**Material for this task**
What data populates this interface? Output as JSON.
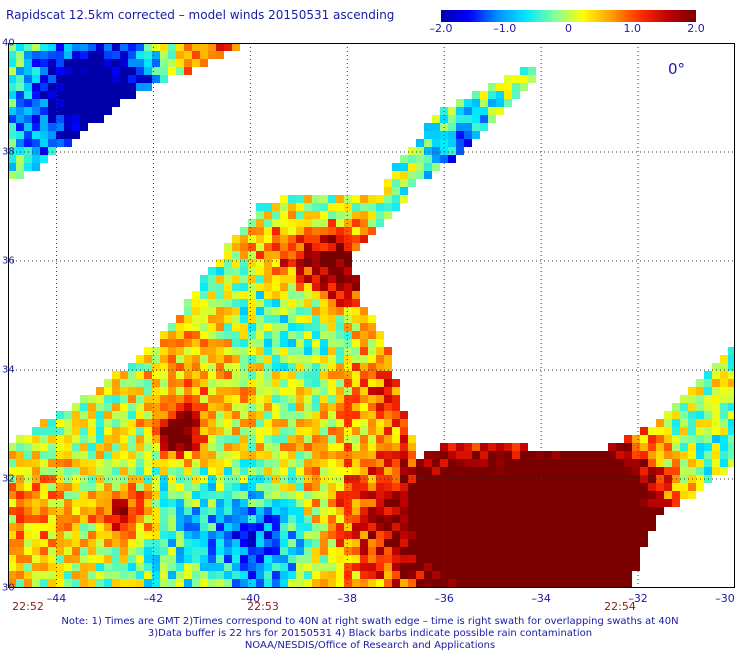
{
  "title": "Rapidscat 12.5km corrected – model winds 20150531 ascending",
  "colorbar": {
    "ticks": [
      "–2.0",
      "–1.0",
      "0",
      "1.0",
      "2.0"
    ],
    "tick_values": [
      -2.0,
      -1.0,
      0,
      1.0,
      2.0
    ],
    "range": [
      -2.0,
      2.0
    ],
    "colors": [
      "#0000a8",
      "#0000ff",
      "#0090ff",
      "#00e8ff",
      "#7fffa0",
      "#ffff00",
      "#ffa000",
      "#ff3000",
      "#c00000",
      "#7a0000"
    ]
  },
  "map": {
    "lon_range": [
      -45,
      -30
    ],
    "lat_range": [
      30,
      40
    ],
    "lat_labels": [
      "40",
      "38",
      "36",
      "34",
      "32",
      "30"
    ],
    "lat_values": [
      40,
      38,
      36,
      34,
      32,
      30
    ],
    "lon_labels": [
      "–44",
      "–42",
      "–40",
      "–38",
      "–36",
      "–34",
      "–32",
      "–30"
    ],
    "lon_values": [
      -44,
      -42,
      -40,
      -38,
      -36,
      -34,
      -32,
      -30
    ],
    "grid": "dotted",
    "mark": "0°"
  },
  "times": [
    {
      "label": "22:52"
    },
    {
      "label": "22:53"
    },
    {
      "label": "22:54"
    }
  ],
  "notes": [
    "Note: 1) Times are GMT 2)Times correspond to 40N at right swath edge – time is right swath for overlapping swaths at 40N",
    "3)Data buffer is 22 hrs for 20150531 4) Black barbs indicate possible rain contamination",
    "NOAA/NESDIS/Office of Research and Applications"
  ]
}
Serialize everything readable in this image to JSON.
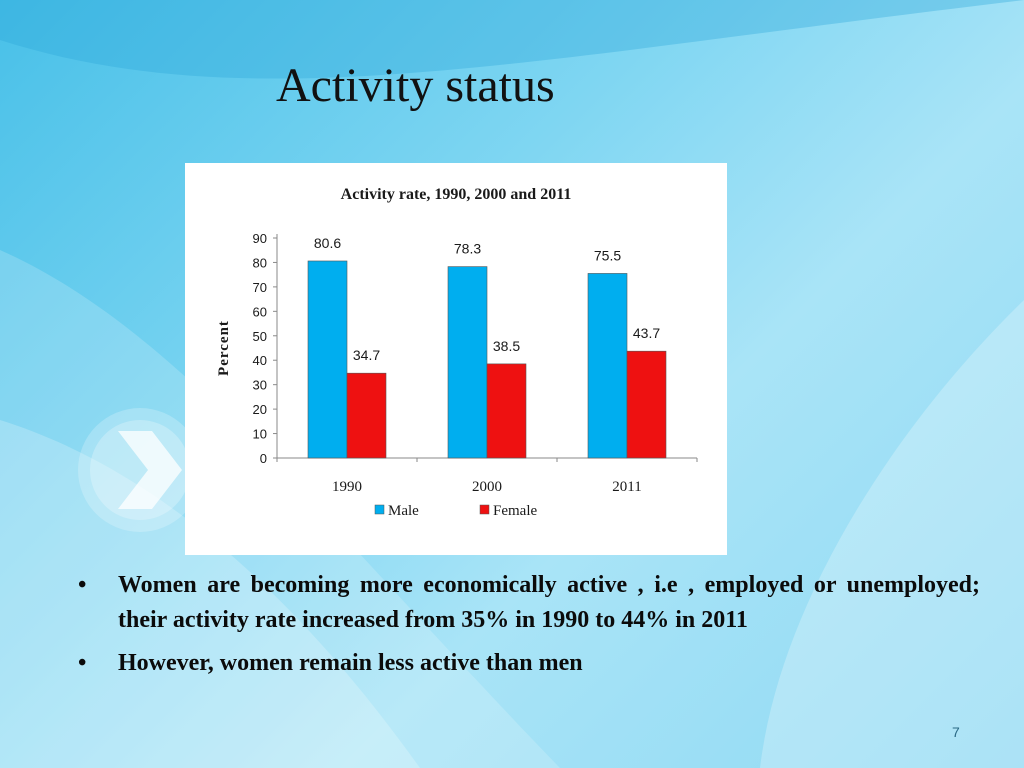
{
  "slide": {
    "title": "Activity status",
    "page_number": "7",
    "bullet_glyph": "•",
    "bullets": [
      "Women are becoming more economically active , i.e , employed or unemployed; their activity rate increased from 35% in 1990 to 44% in 2011",
      "However, women remain less active than men"
    ]
  },
  "colors": {
    "male": "#00aeef",
    "female": "#ee1111",
    "background": "#7fd6f2"
  },
  "icons": [
    "chevron-right-icon"
  ],
  "chart_data": {
    "type": "bar",
    "title": "Activity rate, 1990, 2000 and 2011",
    "ylabel": "Percent",
    "xlabel": "",
    "categories": [
      "1990",
      "2000",
      "2011"
    ],
    "series": [
      {
        "name": "Male",
        "values": [
          80.6,
          78.3,
          75.5
        ],
        "labels": [
          "80.6",
          "78.3",
          "75.5"
        ]
      },
      {
        "name": "Female",
        "values": [
          34.7,
          38.5,
          43.7
        ],
        "labels": [
          "34.7",
          "38.5",
          "43.7"
        ]
      }
    ],
    "ylim": [
      0,
      90
    ],
    "yticks": [
      "0",
      "10",
      "20",
      "30",
      "40",
      "50",
      "60",
      "70",
      "80",
      "90"
    ],
    "grid": false,
    "legend_position": "bottom"
  }
}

**Task objective**
Keep the pictures out of the copy and write out the data exactly as it stands.

**Solution below**
What data populates this interface? Output as JSON.
{
  "title": "Rapidscat 12.5km corrected – model winds 20150531 ascending",
  "colorbar": {
    "ticks": [
      "–2.0",
      "–1.0",
      "0",
      "1.0",
      "2.0"
    ],
    "tick_values": [
      -2.0,
      -1.0,
      0,
      1.0,
      2.0
    ],
    "range": [
      -2.0,
      2.0
    ],
    "colors": [
      "#0000a8",
      "#0000ff",
      "#0090ff",
      "#00e8ff",
      "#7fffa0",
      "#ffff00",
      "#ffa000",
      "#ff3000",
      "#c00000",
      "#7a0000"
    ]
  },
  "map": {
    "lon_range": [
      -45,
      -30
    ],
    "lat_range": [
      30,
      40
    ],
    "lat_labels": [
      "40",
      "38",
      "36",
      "34",
      "32",
      "30"
    ],
    "lat_values": [
      40,
      38,
      36,
      34,
      32,
      30
    ],
    "lon_labels": [
      "–44",
      "–42",
      "–40",
      "–38",
      "–36",
      "–34",
      "–32",
      "–30"
    ],
    "lon_values": [
      -44,
      -42,
      -40,
      -38,
      -36,
      -34,
      -32,
      -30
    ],
    "grid": "dotted",
    "mark": "0°"
  },
  "times": [
    {
      "label": "22:52"
    },
    {
      "label": "22:53"
    },
    {
      "label": "22:54"
    }
  ],
  "notes": [
    "Note: 1) Times are GMT 2)Times correspond to 40N at right swath edge – time is right swath for overlapping swaths at 40N",
    "3)Data buffer is 22 hrs for 20150531 4) Black barbs indicate possible rain contamination",
    "NOAA/NESDIS/Office of Research and Applications"
  ]
}
Serialize everything readable in this image to JSON.
{
  "slide": {
    "title": "Activity status",
    "page_number": "7",
    "bullet_glyph": "•",
    "bullets": [
      "Women are becoming more economically active , i.e , employed or unemployed; their activity rate increased from 35% in 1990 to 44% in 2011",
      "However, women remain less active than men"
    ]
  },
  "colors": {
    "male": "#00aeef",
    "female": "#ee1111",
    "background": "#7fd6f2"
  },
  "icons": [
    "chevron-right-icon"
  ],
  "chart_data": {
    "type": "bar",
    "title": "Activity rate, 1990, 2000 and 2011",
    "ylabel": "Percent",
    "xlabel": "",
    "categories": [
      "1990",
      "2000",
      "2011"
    ],
    "series": [
      {
        "name": "Male",
        "values": [
          80.6,
          78.3,
          75.5
        ],
        "labels": [
          "80.6",
          "78.3",
          "75.5"
        ]
      },
      {
        "name": "Female",
        "values": [
          34.7,
          38.5,
          43.7
        ],
        "labels": [
          "34.7",
          "38.5",
          "43.7"
        ]
      }
    ],
    "ylim": [
      0,
      90
    ],
    "yticks": [
      "0",
      "10",
      "20",
      "30",
      "40",
      "50",
      "60",
      "70",
      "80",
      "90"
    ],
    "grid": false,
    "legend_position": "bottom"
  }
}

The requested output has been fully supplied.